─── Input material ───
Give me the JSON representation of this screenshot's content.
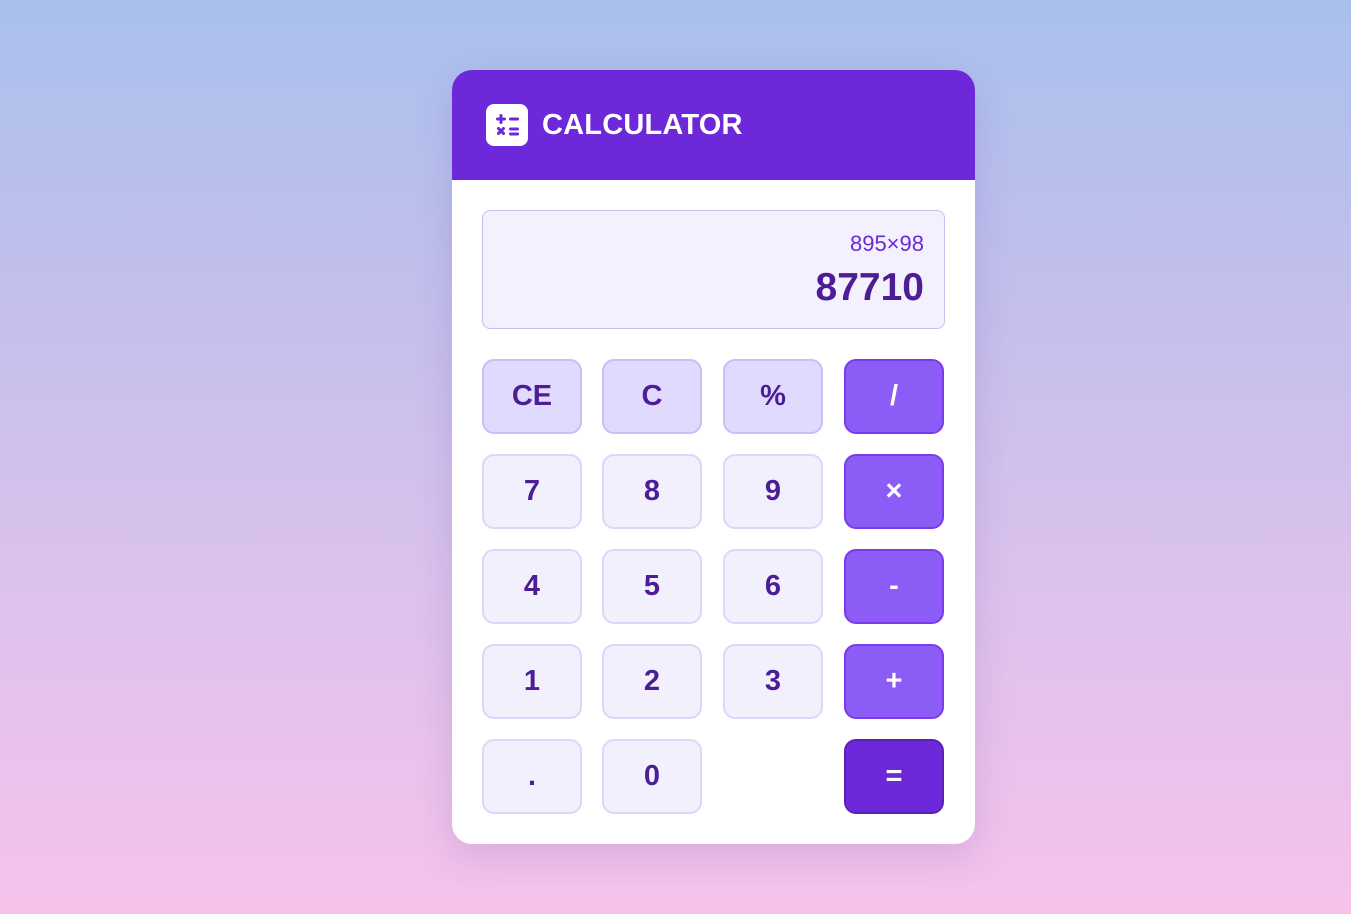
{
  "app": {
    "title": "CALCULATOR",
    "logo_icon": "calculator-icon"
  },
  "display": {
    "expression": "895×98",
    "result": "87710"
  },
  "keys": {
    "ce": "CE",
    "c": "C",
    "percent": "%",
    "divide": "/",
    "seven": "7",
    "eight": "8",
    "nine": "9",
    "multiply": "×",
    "four": "4",
    "five": "5",
    "six": "6",
    "minus": "-",
    "one": "1",
    "two": "2",
    "three": "3",
    "plus": "+",
    "dot": ".",
    "zero": "0",
    "equals": "="
  },
  "colors": {
    "header": "#6d28d9",
    "operator": "#8b5cf6",
    "equals": "#6d28d9",
    "function_key": "#e1daff",
    "digit_key": "#f3f0fd",
    "text_dark": "#4c1d95"
  }
}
───
_Objective_
Quote the entries above word for word. Leave the images out.

_Solution to this exercise_
Give me the JSON representation of this screenshot's content.
{
  "app": {
    "title": "CALCULATOR",
    "logo_icon": "calculator-icon"
  },
  "display": {
    "expression": "895×98",
    "result": "87710"
  },
  "keys": {
    "ce": "CE",
    "c": "C",
    "percent": "%",
    "divide": "/",
    "seven": "7",
    "eight": "8",
    "nine": "9",
    "multiply": "×",
    "four": "4",
    "five": "5",
    "six": "6",
    "minus": "-",
    "one": "1",
    "two": "2",
    "three": "3",
    "plus": "+",
    "dot": ".",
    "zero": "0",
    "equals": "="
  },
  "colors": {
    "header": "#6d28d9",
    "operator": "#8b5cf6",
    "equals": "#6d28d9",
    "function_key": "#e1daff",
    "digit_key": "#f3f0fd",
    "text_dark": "#4c1d95"
  }
}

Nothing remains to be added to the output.